__Stored data__:
══════════════════════════════
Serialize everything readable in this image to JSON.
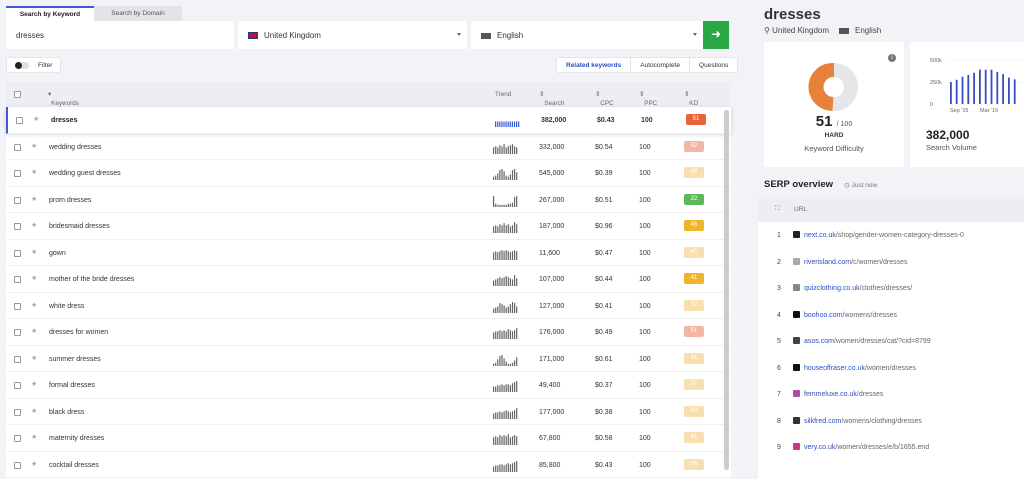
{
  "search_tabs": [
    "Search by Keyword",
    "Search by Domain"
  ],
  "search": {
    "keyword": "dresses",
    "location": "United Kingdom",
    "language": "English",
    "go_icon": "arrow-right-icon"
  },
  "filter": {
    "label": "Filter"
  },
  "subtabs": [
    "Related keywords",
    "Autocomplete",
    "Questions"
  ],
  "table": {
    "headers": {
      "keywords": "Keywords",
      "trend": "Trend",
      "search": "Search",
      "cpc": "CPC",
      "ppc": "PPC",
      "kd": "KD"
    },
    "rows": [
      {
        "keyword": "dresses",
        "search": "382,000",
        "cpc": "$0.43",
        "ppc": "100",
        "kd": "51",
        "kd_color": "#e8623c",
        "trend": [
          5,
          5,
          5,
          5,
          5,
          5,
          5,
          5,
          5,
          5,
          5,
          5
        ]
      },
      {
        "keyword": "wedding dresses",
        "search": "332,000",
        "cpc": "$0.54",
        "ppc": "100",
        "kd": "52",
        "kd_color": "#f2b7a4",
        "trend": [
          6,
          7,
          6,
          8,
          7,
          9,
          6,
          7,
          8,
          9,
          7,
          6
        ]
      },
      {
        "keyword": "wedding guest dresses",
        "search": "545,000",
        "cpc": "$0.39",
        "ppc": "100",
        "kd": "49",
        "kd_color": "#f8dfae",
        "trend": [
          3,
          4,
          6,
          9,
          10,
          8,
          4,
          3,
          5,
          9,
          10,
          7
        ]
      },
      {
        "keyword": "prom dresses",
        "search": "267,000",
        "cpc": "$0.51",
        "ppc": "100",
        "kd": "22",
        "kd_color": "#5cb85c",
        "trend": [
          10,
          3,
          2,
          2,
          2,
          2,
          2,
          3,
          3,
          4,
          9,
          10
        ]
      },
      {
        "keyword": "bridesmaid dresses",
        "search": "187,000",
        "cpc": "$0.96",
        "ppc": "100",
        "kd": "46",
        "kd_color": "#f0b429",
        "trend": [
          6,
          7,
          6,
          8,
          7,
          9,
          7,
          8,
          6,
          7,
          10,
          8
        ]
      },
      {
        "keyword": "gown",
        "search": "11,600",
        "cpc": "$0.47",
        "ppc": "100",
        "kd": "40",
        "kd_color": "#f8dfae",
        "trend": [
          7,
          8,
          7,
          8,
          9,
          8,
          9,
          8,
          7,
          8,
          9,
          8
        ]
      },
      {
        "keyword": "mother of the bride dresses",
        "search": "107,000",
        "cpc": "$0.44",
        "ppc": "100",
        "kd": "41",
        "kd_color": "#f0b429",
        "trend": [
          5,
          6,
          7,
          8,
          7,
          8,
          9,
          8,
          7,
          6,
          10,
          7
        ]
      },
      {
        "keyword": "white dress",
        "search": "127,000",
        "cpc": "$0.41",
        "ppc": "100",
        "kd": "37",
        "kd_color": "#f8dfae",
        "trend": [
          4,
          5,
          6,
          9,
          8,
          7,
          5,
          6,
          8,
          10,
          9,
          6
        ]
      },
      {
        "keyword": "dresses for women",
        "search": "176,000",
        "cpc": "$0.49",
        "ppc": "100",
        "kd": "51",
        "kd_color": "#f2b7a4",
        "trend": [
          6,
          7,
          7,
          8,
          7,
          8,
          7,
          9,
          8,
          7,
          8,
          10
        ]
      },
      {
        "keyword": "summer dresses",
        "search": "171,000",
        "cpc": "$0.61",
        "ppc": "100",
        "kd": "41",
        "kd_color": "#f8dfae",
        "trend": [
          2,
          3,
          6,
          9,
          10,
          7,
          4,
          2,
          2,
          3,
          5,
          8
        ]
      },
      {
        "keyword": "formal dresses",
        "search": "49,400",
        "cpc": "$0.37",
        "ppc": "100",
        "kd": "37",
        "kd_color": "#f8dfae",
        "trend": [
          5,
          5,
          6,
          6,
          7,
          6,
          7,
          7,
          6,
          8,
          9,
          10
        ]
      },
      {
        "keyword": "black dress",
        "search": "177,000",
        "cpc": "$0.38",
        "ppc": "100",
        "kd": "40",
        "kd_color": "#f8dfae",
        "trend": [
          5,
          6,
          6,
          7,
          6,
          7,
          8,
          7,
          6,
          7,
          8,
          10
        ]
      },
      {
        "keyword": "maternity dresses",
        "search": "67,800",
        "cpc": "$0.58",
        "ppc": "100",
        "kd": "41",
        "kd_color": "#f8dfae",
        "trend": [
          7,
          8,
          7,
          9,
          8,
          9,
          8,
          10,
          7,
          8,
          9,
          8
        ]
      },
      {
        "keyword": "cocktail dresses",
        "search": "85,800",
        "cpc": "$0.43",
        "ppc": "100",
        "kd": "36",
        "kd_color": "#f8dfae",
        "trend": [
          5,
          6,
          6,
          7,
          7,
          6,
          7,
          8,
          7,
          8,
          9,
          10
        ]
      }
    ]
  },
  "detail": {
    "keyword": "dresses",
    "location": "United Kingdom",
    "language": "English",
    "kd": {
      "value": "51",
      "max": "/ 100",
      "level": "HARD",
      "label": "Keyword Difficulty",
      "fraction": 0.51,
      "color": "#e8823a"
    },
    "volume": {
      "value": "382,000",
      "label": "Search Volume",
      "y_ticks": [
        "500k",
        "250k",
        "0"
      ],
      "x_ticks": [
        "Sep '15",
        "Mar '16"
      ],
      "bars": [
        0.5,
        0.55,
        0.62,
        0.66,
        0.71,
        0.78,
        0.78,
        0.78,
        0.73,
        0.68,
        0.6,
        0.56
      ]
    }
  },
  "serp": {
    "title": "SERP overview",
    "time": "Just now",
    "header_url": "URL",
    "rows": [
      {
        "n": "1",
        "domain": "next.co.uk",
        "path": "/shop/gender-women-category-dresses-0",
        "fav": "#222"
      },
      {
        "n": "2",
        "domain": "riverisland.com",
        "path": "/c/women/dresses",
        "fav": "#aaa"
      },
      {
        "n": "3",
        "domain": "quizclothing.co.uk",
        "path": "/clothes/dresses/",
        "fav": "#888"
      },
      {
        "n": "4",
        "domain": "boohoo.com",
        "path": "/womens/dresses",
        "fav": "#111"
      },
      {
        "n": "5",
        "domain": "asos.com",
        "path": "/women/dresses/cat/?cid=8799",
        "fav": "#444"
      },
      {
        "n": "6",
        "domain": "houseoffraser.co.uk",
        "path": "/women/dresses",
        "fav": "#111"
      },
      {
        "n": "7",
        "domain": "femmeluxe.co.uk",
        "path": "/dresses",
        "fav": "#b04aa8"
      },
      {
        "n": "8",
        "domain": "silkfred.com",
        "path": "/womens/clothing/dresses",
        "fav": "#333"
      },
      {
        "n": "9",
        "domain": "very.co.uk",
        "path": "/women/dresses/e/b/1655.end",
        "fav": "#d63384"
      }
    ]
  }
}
══════════════════════════════
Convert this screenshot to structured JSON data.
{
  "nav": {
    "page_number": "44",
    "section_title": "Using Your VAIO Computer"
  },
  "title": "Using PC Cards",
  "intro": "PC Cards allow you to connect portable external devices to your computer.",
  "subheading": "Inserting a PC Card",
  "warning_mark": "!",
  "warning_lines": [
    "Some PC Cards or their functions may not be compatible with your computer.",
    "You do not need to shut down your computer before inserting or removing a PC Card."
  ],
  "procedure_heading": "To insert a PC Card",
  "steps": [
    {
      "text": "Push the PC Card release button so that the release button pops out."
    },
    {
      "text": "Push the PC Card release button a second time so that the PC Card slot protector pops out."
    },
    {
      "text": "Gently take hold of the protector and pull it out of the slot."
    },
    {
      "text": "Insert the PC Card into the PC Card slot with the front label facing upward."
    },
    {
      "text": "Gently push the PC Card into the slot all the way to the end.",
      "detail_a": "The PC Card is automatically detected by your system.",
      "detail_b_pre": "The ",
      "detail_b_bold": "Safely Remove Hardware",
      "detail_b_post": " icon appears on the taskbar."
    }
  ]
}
══════════════════════════════
__Set problem__: Which lines in the listing above hold the word "that"? Show each of them.

__Response__:
      "text": "Push the PC Card release button so that the release button pops out."
      "text": "Push the PC Card release button a second time so that the PC Card slot protector pops out."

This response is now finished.